====== EXCERPTED TEXT

Re: Zeppelin - Spark Driver location

Posted by ankit jain <an...@gmail.com>.

Also spark standalone cluster moder should work even before this new
release, right?

On Wed, Mar 14, 2018 at 8:43 AM, ankit jain <an...@gmail.com> wrote:

> Hi Jhang,
> Not clear on that - I thought spark-submit was done when we run a
> paragraph, how does the .sh file come into play?
>
> Thanks
> Ankit
>
> On Tue, Mar 13, 2018 at 5:43 PM, Jeff Zhang <zj...@gmail.com> wrote:
>
>>
>> spark-submit is called in bin/interpreter.sh,  I didn't try standalone
>> cluster mode. It is expected to run driver in separate host, but didn't
>> guaranteed zeppelin support this.
>>
>> Ankit Jain <an...@gmail.com>于2018年3月14日周三 上午8:34写道：
>>
>>> Hi Jhang,
>>> What is the expected behavior with standalone cluster mode? Should we
>>> see separate driver processes in the cluster(one per user) or multiple
>>> SparkSubmit processes?
>>>
>>> I was trying to dig in Zeppelin code & didn’t see where Zeppelin does
>>> the Spark-submit to the cluster? Can you please point to it?
>>>
>>> Thanks
>>> Ankit
>>>
>>> On Mar 13, 2018, at 5:25 PM, Jeff Zhang <zj...@gmail.com> wrote:
>>>
>>>
>>> ZEPPELIN-2898 <https://issues.apache.org/jira/browse/ZEPPELIN-2898> is
>>> for yarn cluster model.  And Zeppelin have integration test for yarn mode,
>>> so guaranteed it would work. But don't' have test for standalone, so not
>>> sure the behavior of standalone mode.
>>>
>>>
>>> Ruslan Dautkhanov <da...@gmail.com>于2018年3月14日周三 上午8:06写道：
>>>
>>>> https://github.com/apache/zeppelin/pull/2577 pronounces yarn-cluster
>>>> in it's title so I assume it's only yarn-cluster.
>>>> Never used standalone-cluster myself.
>>>>
>>>> Which distro of Hadoop do you use?
>>>> Cloudera desupported standalone in CDH 5.5 and will remove in CDH 6.
>>>> https://www.cloudera.com/documentation/enterprise/release-
>>>> notes/topics/rg_deprecated.html
>>>>
>>>>
>>>>
>>>> --
>>>> Ruslan Dautkhanov
>>>>
>>>> On Tue, Mar 13, 2018 at 5:45 PM, Jhon Anderson Cardenas Diaz <
>>>> jhonderson2007@gmail.com> wrote:
>>>>
>>>>> Does this new feature work only for yarn-cluster ?. Or for spark
>>>>> standalone too ?

============

* **WORK TO DO**
• a. In the Zeppelin driver-location thread above, shorten the paragraph that begins "ZEPPELIN-2898 is for yarn cluster model" and keep its main facts.
• b. Write the next part of the Zeppelin driver-location thread above, starting after its final sentence.

====== DATA EXTRACT

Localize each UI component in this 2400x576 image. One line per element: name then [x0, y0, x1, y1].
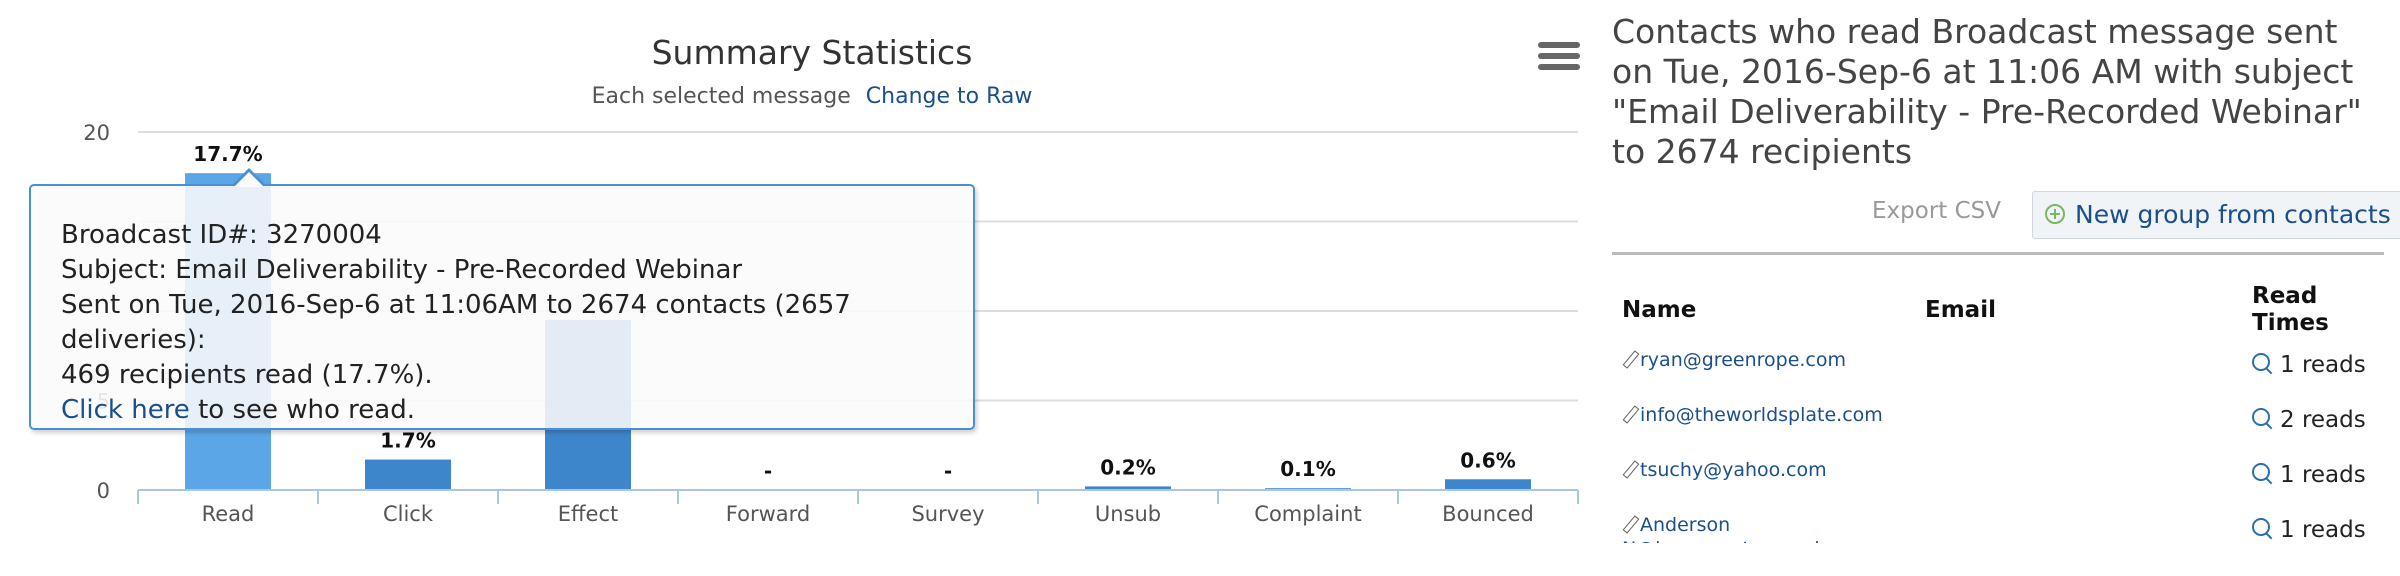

============

* **THE RESPONSES**
• a. ZEPPELIN-2898 covers yarn cluster mode, which Zeppelin's integration tests confirm will work. Standalone mode has no such test, so its behavior is uncertain.

• b.
>>>>>
>>>> El mar., 13 de mar. de 2018 18:34, Ruslan Dautkhanov <
>>>>> dautkhanov@gmail.com> escribió:
>>>>>
>>>> > Zeppelin version: 0.8.0 (merged at September 2017 version)
>>>>>>
>>>>>> https://issues.apache.org/jira/browse/ZEPPELIN-2898 was merged end
>>>>>> of September so not sure if you have that.
>>>>>>
>>>>>> Check out https://medium.com/@zjffdu/zeppelin-0-8-0-new-features-
>>>>>> ea53e8810235 how to set this up.
>>>>>>
>>>>>>
>>>>>> --
>>>>>> Ruslan Dautkhanov
>>>>>>
>>>>>> On Tue, Mar 13, 2018 at 5:24 PM, Jhon Anderson Cardenas Diaz <
>>>>>> jhonderson2007@gmail.com> wrote:
>>>>>>
>>>>> Hi zeppelin users !
>>>>>>>
>>>>>>> I am working with zeppelin pointing to a spark in standalone. I am
>>>>>>> trying to figure out a way to make zeppelin runs the spark driver outside
>>>>>>> of client process that submits the application.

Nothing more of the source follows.